RECORD EXTRACTS
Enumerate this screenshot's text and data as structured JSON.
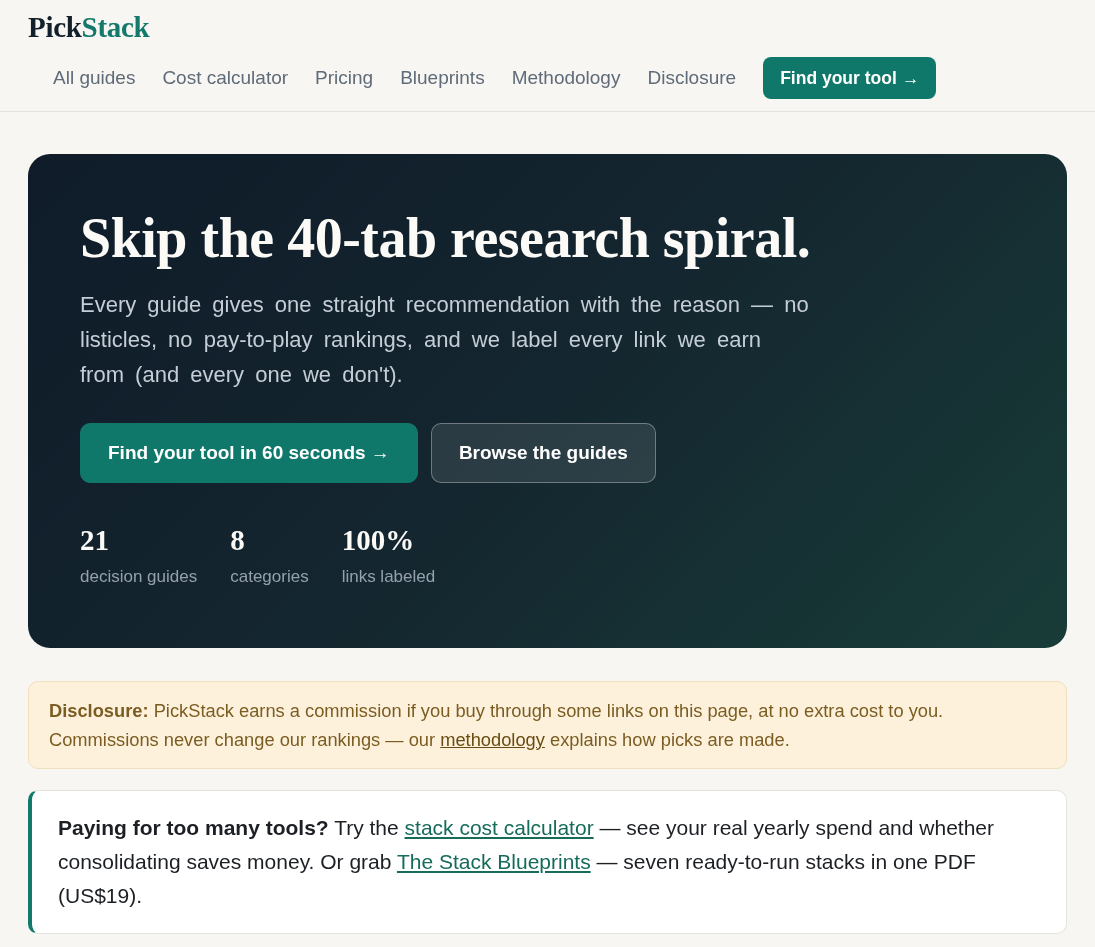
{
  "header": {
    "logo": {
      "lead": "Pick",
      "accent": "Stack"
    },
    "nav": [
      "All guides",
      "Cost calculator",
      "Pricing",
      "Blueprints",
      "Methodology",
      "Disclosure"
    ],
    "cta": "Find your tool →"
  },
  "hero": {
    "title": "Skip the 40-tab research spiral.",
    "subtitle": "Every guide gives one straight recommendation with the reason — no listicles, no pay-to-play rankings, and we label every link we earn from (and every one we don't).",
    "buttons": [
      {
        "kind": "primary",
        "label": "Find your tool in 60 seconds →"
      },
      {
        "kind": "secondary",
        "label": "Browse the guides"
      }
    ],
    "stats": [
      {
        "value": "21",
        "label": "decision guides"
      },
      {
        "value": "8",
        "label": "categories"
      },
      {
        "value": "100%",
        "label": "links labeled"
      }
    ]
  },
  "disclosure": {
    "lines": [
      [
        {
          "kind": "text",
          "text": "**Disclosure:** PickStack earns a commission if you buy through some links on this page, at no extra cost to you."
        }
      ],
      [
        {
          "kind": "text",
          "text": "Commissions never change our rankings — our "
        },
        {
          "kind": "link",
          "text": "methodology"
        },
        {
          "kind": "text",
          "text": " explains how picks are made."
        }
      ]
    ]
  },
  "promo": {
    "segments": [
      {
        "kind": "text",
        "text": "**Paying for too many tools?** Try the "
      },
      {
        "kind": "link",
        "text": "stack cost calculator"
      },
      {
        "kind": "text",
        "text": " — see your real yearly spend and whether consolidating saves money. Or grab "
      },
      {
        "kind": "link",
        "text": "The Stack Blueprints"
      },
      {
        "kind": "text",
        "text": " — seven ready-to-run stacks in one PDF (US$19)."
      }
    ]
  }
}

EXERCISE OBJECTIVE
Leave the images out, please, and restate each line word for word.

TASK RESPONSE
Enumerate this screenshot's text and data as structured JSON.
{
  "header": {
    "logo": {
      "lead": "Pick",
      "accent": "Stack"
    },
    "nav": [
      "All guides",
      "Cost calculator",
      "Pricing",
      "Blueprints",
      "Methodology",
      "Disclosure"
    ],
    "cta": "Find your tool →"
  },
  "hero": {
    "title": "Skip the 40-tab research spiral.",
    "subtitle": "Every guide gives one straight recommendation with the reason — no listicles, no pay-to-play rankings, and we label every link we earn from (and every one we don't).",
    "buttons": [
      {
        "kind": "primary",
        "label": "Find your tool in 60 seconds →"
      },
      {
        "kind": "secondary",
        "label": "Browse the guides"
      }
    ],
    "stats": [
      {
        "value": "21",
        "label": "decision guides"
      },
      {
        "value": "8",
        "label": "categories"
      },
      {
        "value": "100%",
        "label": "links labeled"
      }
    ]
  },
  "disclosure": {
    "lines": [
      [
        {
          "kind": "text",
          "text": "**Disclosure:** PickStack earns a commission if you buy through some links on this page, at no extra cost to you."
        }
      ],
      [
        {
          "kind": "text",
          "text": "Commissions never change our rankings — our "
        },
        {
          "kind": "link",
          "text": "methodology"
        },
        {
          "kind": "text",
          "text": " explains how picks are made."
        }
      ]
    ]
  },
  "promo": {
    "segments": [
      {
        "kind": "text",
        "text": "**Paying for too many tools?** Try the "
      },
      {
        "kind": "link",
        "text": "stack cost calculator"
      },
      {
        "kind": "text",
        "text": " — see your real yearly spend and whether consolidating saves money. Or grab "
      },
      {
        "kind": "link",
        "text": "The Stack Blueprints"
      },
      {
        "kind": "text",
        "text": " — seven ready-to-run stacks in one PDF (US$19)."
      }
    ]
  }
}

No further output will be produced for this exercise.